**PROBLEM REQUIREMENTS**
Using the records below, reproduce exactly the lines from the one containing "What data populates" through the end, and nothing more; skip the images.

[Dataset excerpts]
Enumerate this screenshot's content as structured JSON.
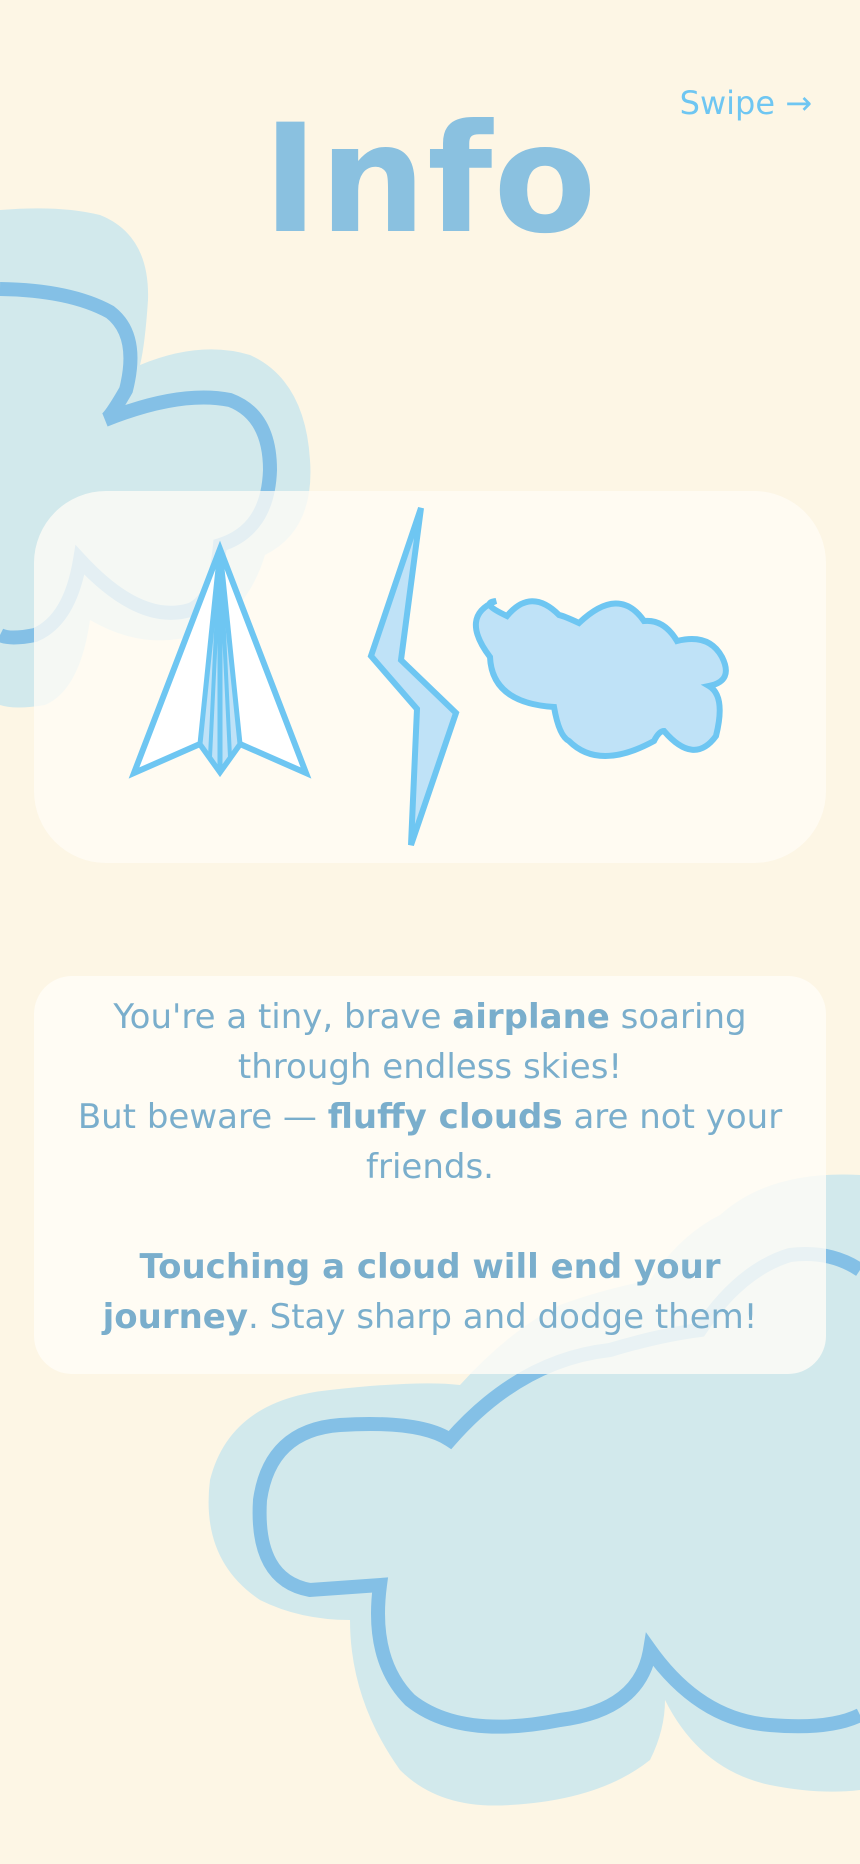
{
  "header": {
    "title": "Info",
    "swipe_label": "Swipe →"
  },
  "icons": {
    "items": [
      {
        "name": "paper-airplane-icon"
      },
      {
        "name": "lightning-bolt-icon"
      },
      {
        "name": "cloud-icon"
      }
    ]
  },
  "intro": {
    "part1": "You're a tiny, brave ",
    "part1_bold": "airplane",
    "part2": " soaring through endless skies!",
    "part3": "But beware — ",
    "part3_bold": "fluffy clouds",
    "part4": " are not your friends."
  },
  "warning": {
    "bold": "Touching a cloud will end your journey",
    "rest": ". Stay sharp and dodge them!"
  },
  "colors": {
    "background": "#fdf6e5",
    "accent": "#6ec6f2",
    "text": "#7aaecc",
    "cloud_fill": "#d2e9ec",
    "cloud_outline": "#84c0e6"
  }
}
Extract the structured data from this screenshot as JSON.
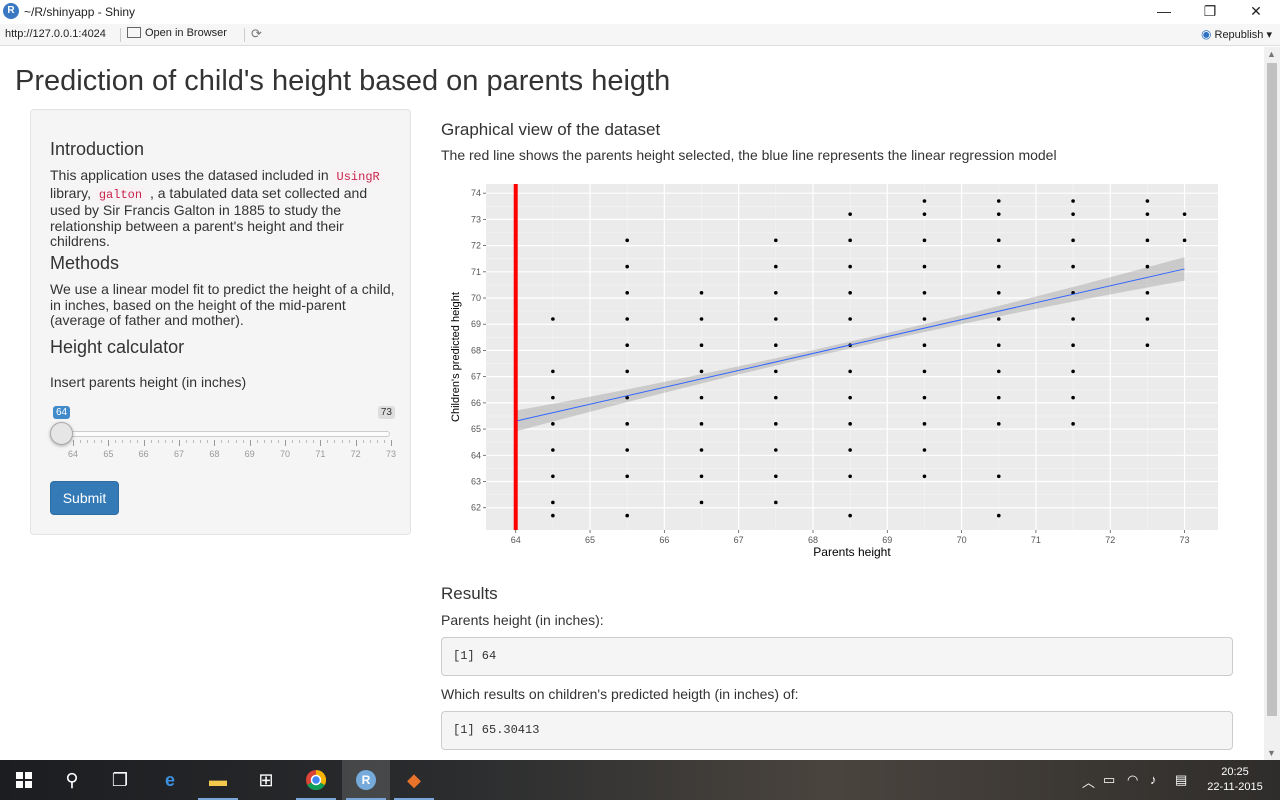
{
  "window": {
    "title": "~/R/shinyapp - Shiny",
    "r_logo": "R",
    "minimize": "—",
    "maximize": "❐",
    "close": "✕"
  },
  "toolbar": {
    "url": "http://127.0.0.1:4024",
    "open_browser": "Open in Browser",
    "republish": "Republish"
  },
  "page": {
    "title": "Prediction of child's height based on parents heigth",
    "sidebar": {
      "intro_heading": "Introduction",
      "intro_text_1": "This application uses the datased included in",
      "intro_code_1": "UsingR",
      "intro_text_2": "library,",
      "intro_code_2": "galton",
      "intro_text_3": ", a tabulated data set collected and used by Sir Francis Galton in 1885 to study the relationship between a parent's height and their childrens.",
      "methods_heading": "Methods",
      "methods_text": "We use a linear model fit to predict the height of a child, in inches, based on the height of the mid-parent (average of father and mother).",
      "calc_heading": "Height calculator",
      "slider_label": "Insert parents height (in inches)",
      "slider_min": "64",
      "slider_max": "73",
      "slider_value": "64",
      "slider_ticks": [
        "64",
        "65",
        "66",
        "67",
        "68",
        "69",
        "70",
        "71",
        "72",
        "73"
      ],
      "submit_label": "Submit"
    },
    "main": {
      "graph_heading": "Graphical view of the dataset",
      "graph_desc": "The red line shows the parents height selected, the blue line represents the linear regression model",
      "results_heading": "Results",
      "parents_label": "Parents height (in inches):",
      "parents_output": "[1] 64",
      "children_label": "Which results on children's predicted heigth (in inches) of:",
      "children_output": "[1] 65.30413"
    }
  },
  "chart_data": {
    "type": "scatter",
    "xlabel": "Parents height",
    "ylabel": "Children's predicted height",
    "xlim": [
      63.6,
      73.45
    ],
    "ylim": [
      61.15,
      74.35
    ],
    "x_ticks": [
      64,
      65,
      66,
      67,
      68,
      69,
      70,
      71,
      72,
      73
    ],
    "y_ticks": [
      62,
      63,
      64,
      65,
      66,
      67,
      68,
      69,
      70,
      71,
      72,
      73,
      74
    ],
    "points": [
      [
        64.5,
        61.7
      ],
      [
        64.5,
        62.2
      ],
      [
        64.5,
        63.2
      ],
      [
        64.5,
        64.2
      ],
      [
        64.5,
        65.2
      ],
      [
        64.5,
        66.2
      ],
      [
        64.5,
        67.2
      ],
      [
        64.5,
        69.2
      ],
      [
        65.5,
        61.7
      ],
      [
        65.5,
        63.2
      ],
      [
        65.5,
        64.2
      ],
      [
        65.5,
        65.2
      ],
      [
        65.5,
        66.2
      ],
      [
        65.5,
        67.2
      ],
      [
        65.5,
        68.2
      ],
      [
        65.5,
        69.2
      ],
      [
        65.5,
        70.2
      ],
      [
        65.5,
        71.2
      ],
      [
        65.5,
        72.2
      ],
      [
        66.5,
        62.2
      ],
      [
        66.5,
        63.2
      ],
      [
        66.5,
        64.2
      ],
      [
        66.5,
        65.2
      ],
      [
        66.5,
        66.2
      ],
      [
        66.5,
        67.2
      ],
      [
        66.5,
        68.2
      ],
      [
        66.5,
        69.2
      ],
      [
        66.5,
        70.2
      ],
      [
        67.5,
        62.2
      ],
      [
        67.5,
        63.2
      ],
      [
        67.5,
        64.2
      ],
      [
        67.5,
        65.2
      ],
      [
        67.5,
        66.2
      ],
      [
        67.5,
        67.2
      ],
      [
        67.5,
        68.2
      ],
      [
        67.5,
        69.2
      ],
      [
        67.5,
        70.2
      ],
      [
        67.5,
        71.2
      ],
      [
        67.5,
        72.2
      ],
      [
        68.5,
        61.7
      ],
      [
        68.5,
        63.2
      ],
      [
        68.5,
        64.2
      ],
      [
        68.5,
        65.2
      ],
      [
        68.5,
        66.2
      ],
      [
        68.5,
        67.2
      ],
      [
        68.5,
        68.2
      ],
      [
        68.5,
        69.2
      ],
      [
        68.5,
        70.2
      ],
      [
        68.5,
        71.2
      ],
      [
        68.5,
        72.2
      ],
      [
        68.5,
        73.2
      ],
      [
        69.5,
        63.2
      ],
      [
        69.5,
        64.2
      ],
      [
        69.5,
        65.2
      ],
      [
        69.5,
        66.2
      ],
      [
        69.5,
        67.2
      ],
      [
        69.5,
        68.2
      ],
      [
        69.5,
        69.2
      ],
      [
        69.5,
        70.2
      ],
      [
        69.5,
        71.2
      ],
      [
        69.5,
        72.2
      ],
      [
        69.5,
        73.2
      ],
      [
        69.5,
        73.7
      ],
      [
        70.5,
        61.7
      ],
      [
        70.5,
        63.2
      ],
      [
        70.5,
        65.2
      ],
      [
        70.5,
        66.2
      ],
      [
        70.5,
        67.2
      ],
      [
        70.5,
        68.2
      ],
      [
        70.5,
        69.2
      ],
      [
        70.5,
        70.2
      ],
      [
        70.5,
        71.2
      ],
      [
        70.5,
        72.2
      ],
      [
        70.5,
        73.2
      ],
      [
        70.5,
        73.7
      ],
      [
        71.5,
        65.2
      ],
      [
        71.5,
        66.2
      ],
      [
        71.5,
        67.2
      ],
      [
        71.5,
        68.2
      ],
      [
        71.5,
        69.2
      ],
      [
        71.5,
        70.2
      ],
      [
        71.5,
        71.2
      ],
      [
        71.5,
        72.2
      ],
      [
        71.5,
        73.2
      ],
      [
        71.5,
        73.7
      ],
      [
        72.5,
        68.2
      ],
      [
        72.5,
        69.2
      ],
      [
        72.5,
        70.2
      ],
      [
        72.5,
        71.2
      ],
      [
        72.5,
        72.2
      ],
      [
        72.5,
        73.2
      ],
      [
        72.5,
        73.7
      ],
      [
        73.0,
        72.2
      ],
      [
        73.0,
        73.2
      ]
    ],
    "regression_line": {
      "x": [
        64.0,
        73.0
      ],
      "y": [
        65.30413,
        71.11
      ],
      "color": "#3366ff"
    },
    "selected_line": {
      "x": 64,
      "color": "#ff0000"
    },
    "background": "#ebebeb",
    "grid": true
  },
  "taskbar": {
    "start_icon": "windows-logo",
    "clock_time": "20:25",
    "clock_date": "22-11-2015"
  }
}
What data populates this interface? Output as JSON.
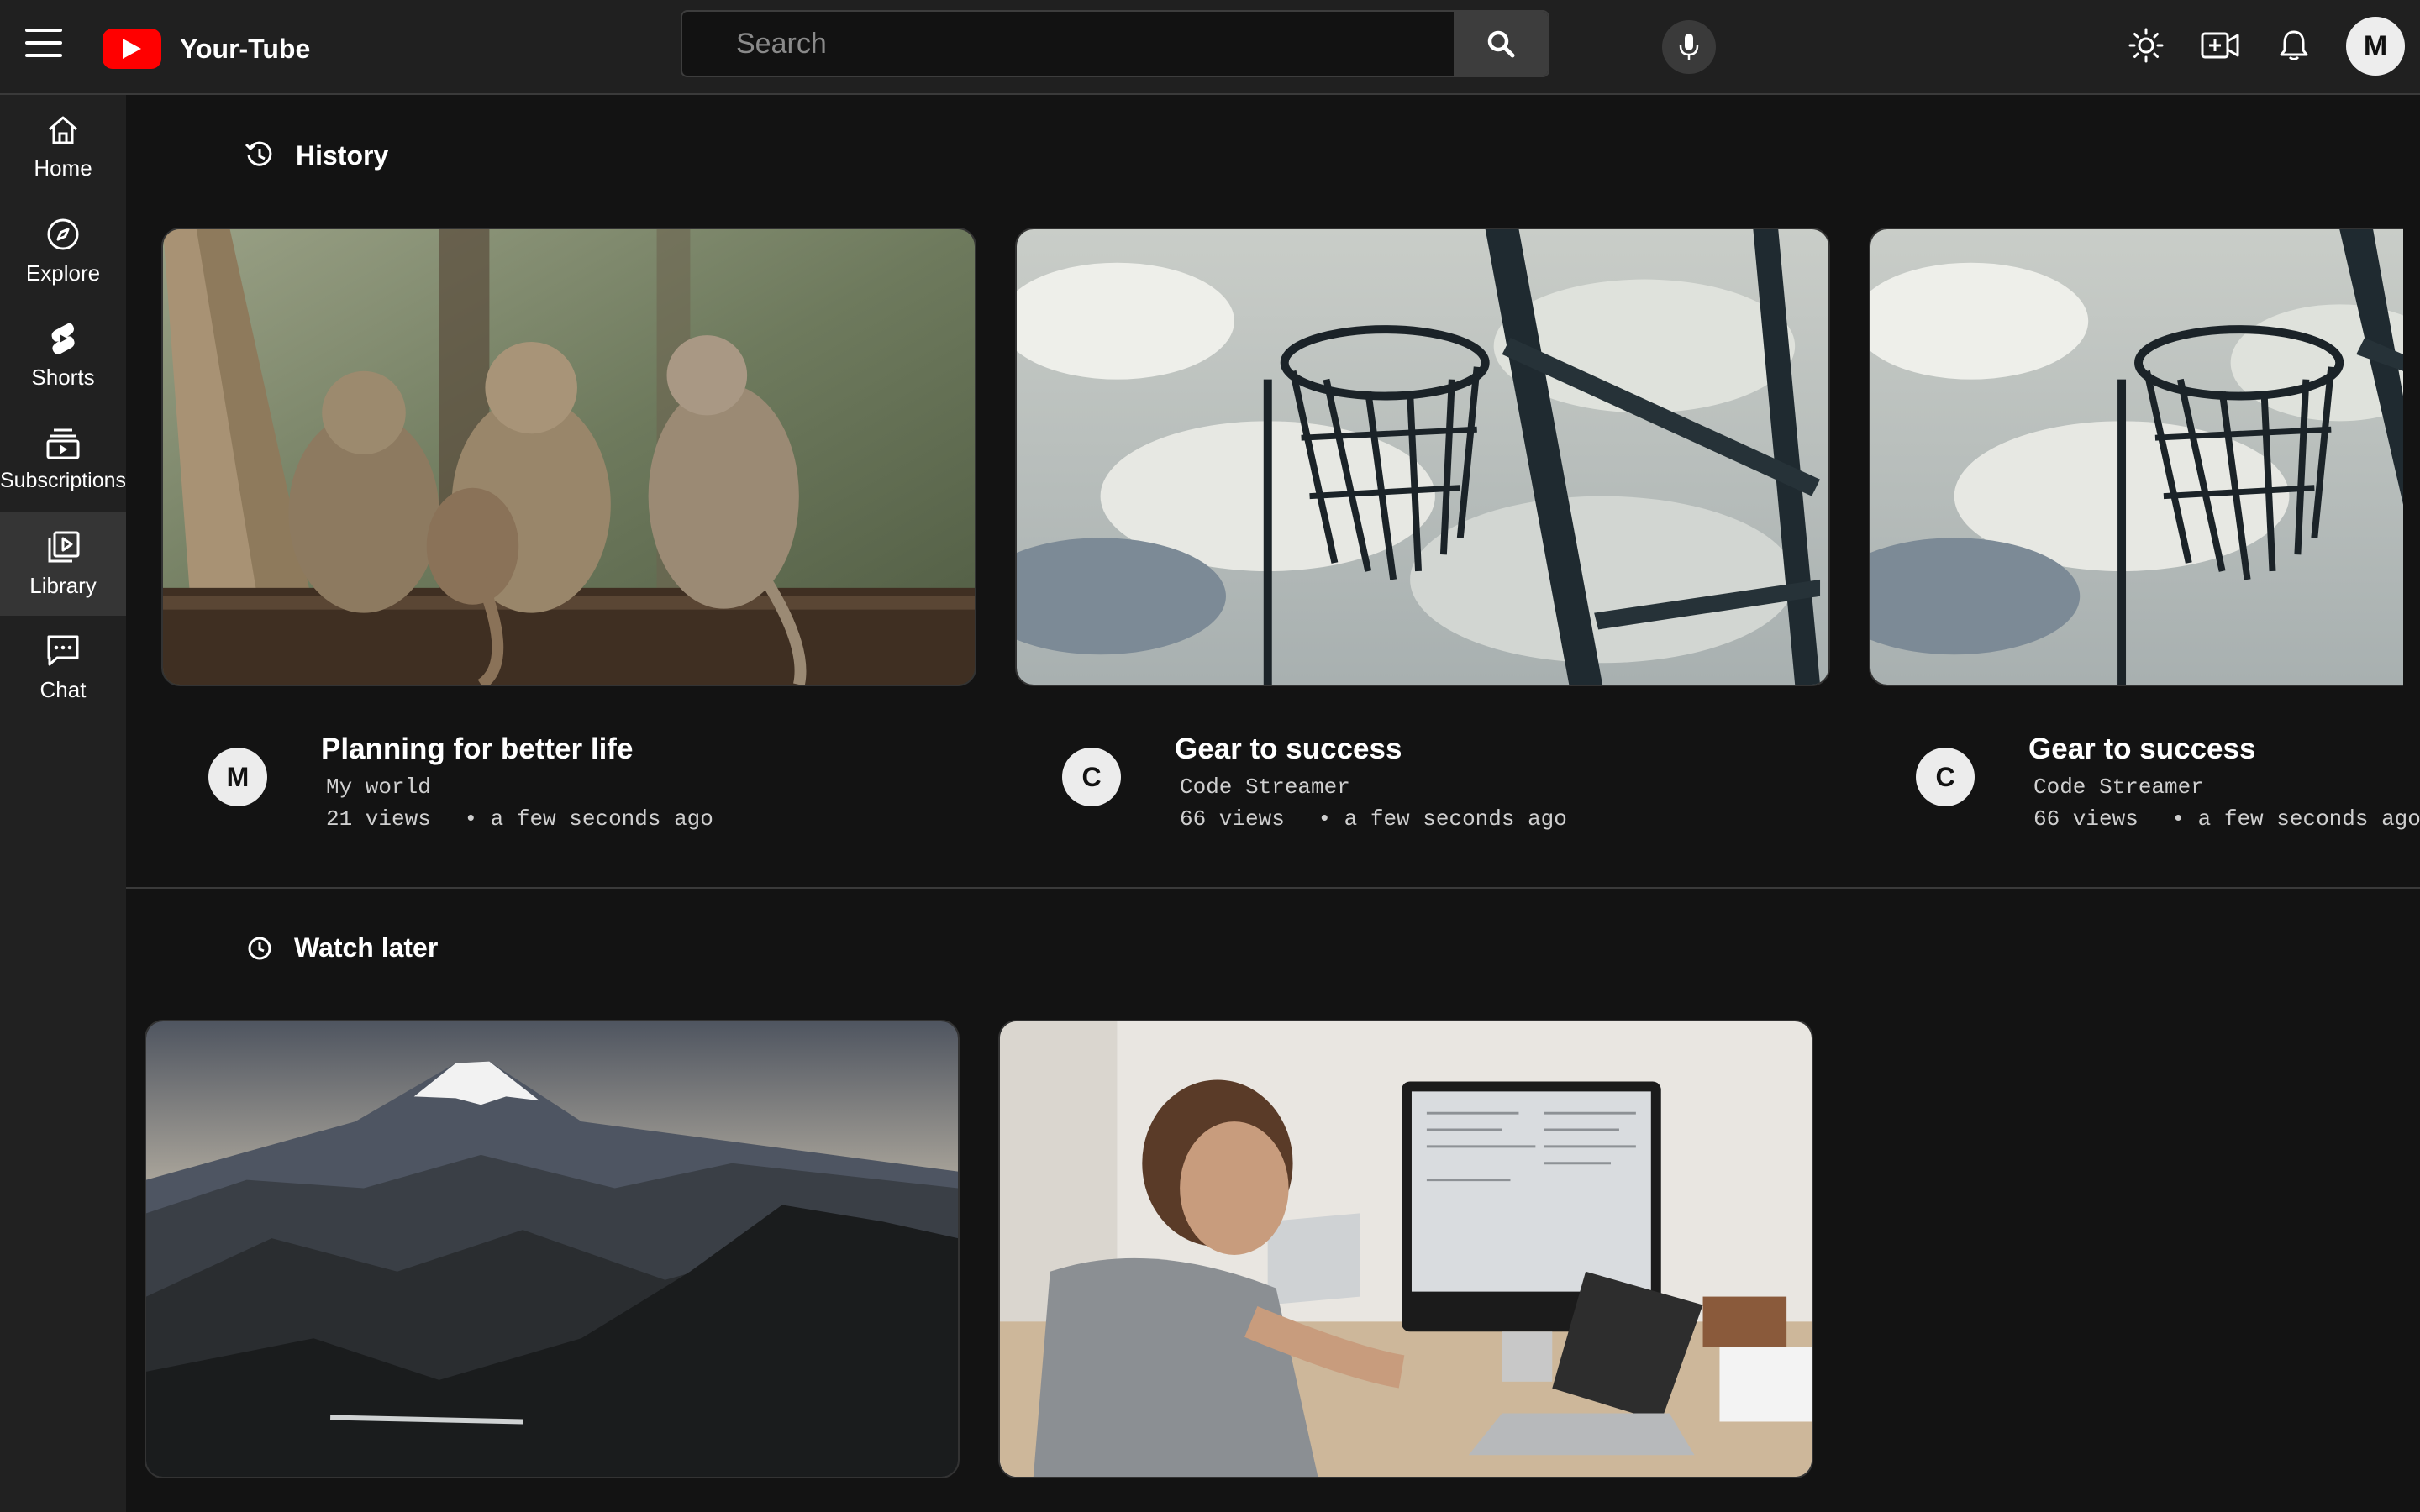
{
  "header": {
    "app_name": "Your-Tube",
    "search_placeholder": "Search",
    "avatar_initial": "M",
    "icons": [
      "menu-icon",
      "search-icon",
      "mic-icon",
      "theme-sun-icon",
      "video-upload-icon",
      "bell-icon"
    ],
    "brand_color": "#ff0000"
  },
  "sidebar": {
    "items": [
      {
        "label": "Home",
        "icon": "home-icon"
      },
      {
        "label": "Explore",
        "icon": "compass-icon"
      },
      {
        "label": "Shorts",
        "icon": "shorts-icon"
      },
      {
        "label": "Subscriptions",
        "icon": "subscriptions-icon"
      },
      {
        "label": "Library",
        "icon": "library-icon",
        "active": true
      },
      {
        "label": "Chat",
        "icon": "chat-icon"
      }
    ]
  },
  "history": {
    "title": "History",
    "videos": [
      {
        "title": "Planning for better life",
        "channel": "My world",
        "initial": "M",
        "views": "21 views",
        "time": "• a few seconds ago"
      },
      {
        "title": "Gear to success",
        "channel": "Code Streamer",
        "initial": "C",
        "views": "66 views",
        "time": "• a few seconds ago"
      },
      {
        "title": "Gear to success",
        "channel": "Code Streamer",
        "initial": "C",
        "views": "66 views",
        "time": "• a few seconds ago"
      }
    ]
  },
  "watch_later": {
    "title": "Watch later"
  }
}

**THE SOLUTION**
What data populates this interface? Output as JSON.
{
  "header": {
    "app_name": "Your-Tube",
    "search_placeholder": "Search",
    "avatar_initial": "M",
    "icons": [
      "menu-icon",
      "search-icon",
      "mic-icon",
      "theme-sun-icon",
      "video-upload-icon",
      "bell-icon"
    ],
    "brand_color": "#ff0000"
  },
  "sidebar": {
    "items": [
      {
        "label": "Home",
        "icon": "home-icon"
      },
      {
        "label": "Explore",
        "icon": "compass-icon"
      },
      {
        "label": "Shorts",
        "icon": "shorts-icon"
      },
      {
        "label": "Subscriptions",
        "icon": "subscriptions-icon"
      },
      {
        "label": "Library",
        "icon": "library-icon",
        "active": true
      },
      {
        "label": "Chat",
        "icon": "chat-icon"
      }
    ]
  },
  "history": {
    "title": "History",
    "videos": [
      {
        "title": "Planning for better life",
        "channel": "My world",
        "initial": "M",
        "views": "21 views",
        "time": "• a few seconds ago"
      },
      {
        "title": "Gear to success",
        "channel": "Code Streamer",
        "initial": "C",
        "views": "66 views",
        "time": "• a few seconds ago"
      },
      {
        "title": "Gear to success",
        "channel": "Code Streamer",
        "initial": "C",
        "views": "66 views",
        "time": "• a few seconds ago"
      }
    ]
  },
  "watch_later": {
    "title": "Watch later"
  }
}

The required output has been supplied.